- **Entries provided**

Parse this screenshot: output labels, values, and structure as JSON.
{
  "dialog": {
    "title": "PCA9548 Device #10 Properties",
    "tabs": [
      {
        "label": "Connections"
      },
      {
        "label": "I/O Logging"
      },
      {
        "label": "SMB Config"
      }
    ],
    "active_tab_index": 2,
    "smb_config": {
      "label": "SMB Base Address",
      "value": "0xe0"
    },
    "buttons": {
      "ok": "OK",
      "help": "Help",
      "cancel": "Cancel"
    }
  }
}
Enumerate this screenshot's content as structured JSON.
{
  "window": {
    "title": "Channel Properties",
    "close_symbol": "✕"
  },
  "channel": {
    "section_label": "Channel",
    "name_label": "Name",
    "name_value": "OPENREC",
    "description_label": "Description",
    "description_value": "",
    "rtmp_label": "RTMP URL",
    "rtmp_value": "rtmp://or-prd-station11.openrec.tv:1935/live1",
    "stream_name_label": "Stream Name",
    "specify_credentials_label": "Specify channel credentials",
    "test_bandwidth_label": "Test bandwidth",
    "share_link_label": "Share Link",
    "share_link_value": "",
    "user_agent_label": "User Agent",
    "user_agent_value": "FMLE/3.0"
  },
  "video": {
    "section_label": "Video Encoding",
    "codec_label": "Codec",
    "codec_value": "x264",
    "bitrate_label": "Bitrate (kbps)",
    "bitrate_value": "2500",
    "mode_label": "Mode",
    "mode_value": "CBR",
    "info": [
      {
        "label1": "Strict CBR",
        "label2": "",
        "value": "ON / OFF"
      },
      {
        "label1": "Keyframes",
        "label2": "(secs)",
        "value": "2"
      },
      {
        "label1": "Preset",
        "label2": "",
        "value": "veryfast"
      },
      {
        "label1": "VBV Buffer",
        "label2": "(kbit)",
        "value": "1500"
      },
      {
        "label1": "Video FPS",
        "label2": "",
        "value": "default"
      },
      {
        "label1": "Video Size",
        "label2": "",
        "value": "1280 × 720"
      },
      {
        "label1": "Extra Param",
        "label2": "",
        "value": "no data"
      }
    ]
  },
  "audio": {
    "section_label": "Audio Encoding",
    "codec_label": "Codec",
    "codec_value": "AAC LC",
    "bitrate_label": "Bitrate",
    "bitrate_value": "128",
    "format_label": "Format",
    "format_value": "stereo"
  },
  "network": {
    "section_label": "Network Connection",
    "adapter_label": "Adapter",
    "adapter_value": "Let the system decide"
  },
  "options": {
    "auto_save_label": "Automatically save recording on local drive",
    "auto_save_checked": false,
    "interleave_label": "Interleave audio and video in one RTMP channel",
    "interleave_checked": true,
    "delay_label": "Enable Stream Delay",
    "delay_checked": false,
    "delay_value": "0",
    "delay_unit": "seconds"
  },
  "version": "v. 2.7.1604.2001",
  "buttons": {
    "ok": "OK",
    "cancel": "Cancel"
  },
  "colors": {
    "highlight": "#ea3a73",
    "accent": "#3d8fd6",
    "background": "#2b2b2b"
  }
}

- **Exercise details**
Find all the lines containing "title" in the material, then copy them.

- **Written response**
    "title": "PCA9548 Device #10 Properties",
    "title": "Channel Properties",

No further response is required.